==== EXERCISE MATERIAL ====

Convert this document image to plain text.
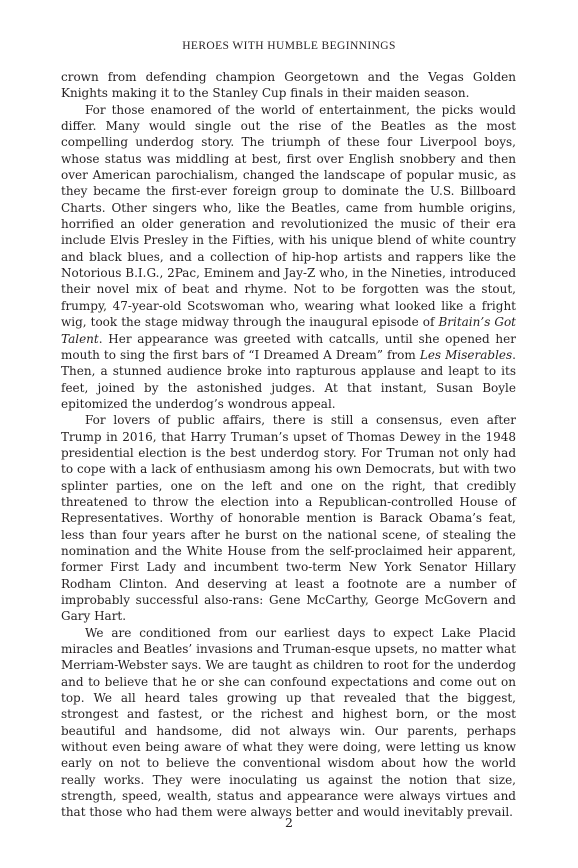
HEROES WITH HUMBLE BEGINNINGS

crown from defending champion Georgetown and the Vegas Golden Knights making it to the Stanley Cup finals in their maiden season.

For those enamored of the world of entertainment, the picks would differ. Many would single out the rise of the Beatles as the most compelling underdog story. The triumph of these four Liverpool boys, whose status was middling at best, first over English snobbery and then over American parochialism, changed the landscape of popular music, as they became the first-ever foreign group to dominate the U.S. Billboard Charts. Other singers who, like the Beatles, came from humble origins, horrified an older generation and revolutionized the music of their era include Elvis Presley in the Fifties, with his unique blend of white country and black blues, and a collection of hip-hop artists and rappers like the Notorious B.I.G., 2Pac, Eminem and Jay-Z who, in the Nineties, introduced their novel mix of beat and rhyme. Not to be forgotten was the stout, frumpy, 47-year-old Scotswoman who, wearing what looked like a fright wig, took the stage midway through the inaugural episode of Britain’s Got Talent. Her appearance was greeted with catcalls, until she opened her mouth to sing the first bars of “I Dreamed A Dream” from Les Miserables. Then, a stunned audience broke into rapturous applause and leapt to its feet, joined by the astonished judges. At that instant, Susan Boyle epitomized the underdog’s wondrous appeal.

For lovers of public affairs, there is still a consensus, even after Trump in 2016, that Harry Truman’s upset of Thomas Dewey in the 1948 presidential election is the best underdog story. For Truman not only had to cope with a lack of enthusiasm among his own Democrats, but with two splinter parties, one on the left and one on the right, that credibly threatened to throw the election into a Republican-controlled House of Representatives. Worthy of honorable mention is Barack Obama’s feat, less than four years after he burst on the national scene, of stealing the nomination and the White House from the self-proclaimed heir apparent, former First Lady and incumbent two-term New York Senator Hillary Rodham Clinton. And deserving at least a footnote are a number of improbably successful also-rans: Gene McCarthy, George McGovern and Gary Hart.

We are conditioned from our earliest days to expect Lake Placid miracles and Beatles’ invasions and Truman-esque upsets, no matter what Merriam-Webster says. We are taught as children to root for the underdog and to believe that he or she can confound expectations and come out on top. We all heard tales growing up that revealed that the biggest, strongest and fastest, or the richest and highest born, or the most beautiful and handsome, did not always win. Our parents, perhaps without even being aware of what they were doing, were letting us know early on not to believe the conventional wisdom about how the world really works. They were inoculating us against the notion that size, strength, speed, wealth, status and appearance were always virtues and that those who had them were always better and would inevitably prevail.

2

====

TASK GOAL ▸ Please restate all of the listing above word for word, with no pictures.

SOLUTION FOR THIS TASK ▸
Convert this document image to plain text.
HEROES WITH HUMBLE BEGINNINGS

crown from defending champion Georgetown and the Vegas Golden Knights making it to the Stanley Cup finals in their maiden season.

For those enamored of the world of entertainment, the picks would differ. Many would single out the rise of the Beatles as the most compelling underdog story. The triumph of these four Liverpool boys, whose status was middling at best, first over English snobbery and then over American parochialism, changed the landscape of popular music, as they became the first-ever foreign group to dominate the U.S. Billboard Charts. Other singers who, like the Beatles, came from humble origins, horrified an older generation and revolutionized the music of their era include Elvis Presley in the Fifties, with his unique blend of white country and black blues, and a collection of hip-hop artists and rappers like the Notorious B.I.G., 2Pac, Eminem and Jay-Z who, in the Nineties, introduced their novel mix of beat and rhyme. Not to be forgotten was the stout, frumpy, 47-year-old Scotswoman who, wearing what looked like a fright wig, took the stage midway through the inaugural episode of Britain’s Got Talent. Her appearance was greeted with catcalls, until she opened her mouth to sing the first bars of “I Dreamed A Dream” from Les Miserables. Then, a stunned audience broke into rapturous applause and leapt to its feet, joined by the astonished judges. At that instant, Susan Boyle epitomized the underdog’s wondrous appeal.

For lovers of public affairs, there is still a consensus, even after Trump in 2016, that Harry Truman’s upset of Thomas Dewey in the 1948 presidential election is the best underdog story. For Truman not only had to cope with a lack of enthusiasm among his own Democrats, but with two splinter parties, one on the left and one on the right, that credibly threatened to throw the election into a Republican-controlled House of Representatives. Worthy of honorable mention is Barack Obama’s feat, less than four years after he burst on the national scene, of stealing the nomination and the White House from the self-proclaimed heir apparent, former First Lady and incumbent two-term New York Senator Hillary Rodham Clinton. And deserving at least a footnote are a number of improbably successful also-rans: Gene McCarthy, George McGovern and Gary Hart.

We are conditioned from our earliest days to expect Lake Placid miracles and Beatles’ invasions and Truman-esque upsets, no matter what Merriam-Webster says. We are taught as children to root for the underdog and to believe that he or she can confound expectations and come out on top. We all heard tales growing up that revealed that the biggest, strongest and fastest, or the richest and highest born, or the most beautiful and handsome, did not always win. Our parents, perhaps without even being aware of what they were doing, were letting us know early on not to believe the conventional wisdom about how the world really works. They were inoculating us against the notion that size, strength, speed, wealth, status and appearance were always virtues and that those who had them were always better and would inevitably prevail.

2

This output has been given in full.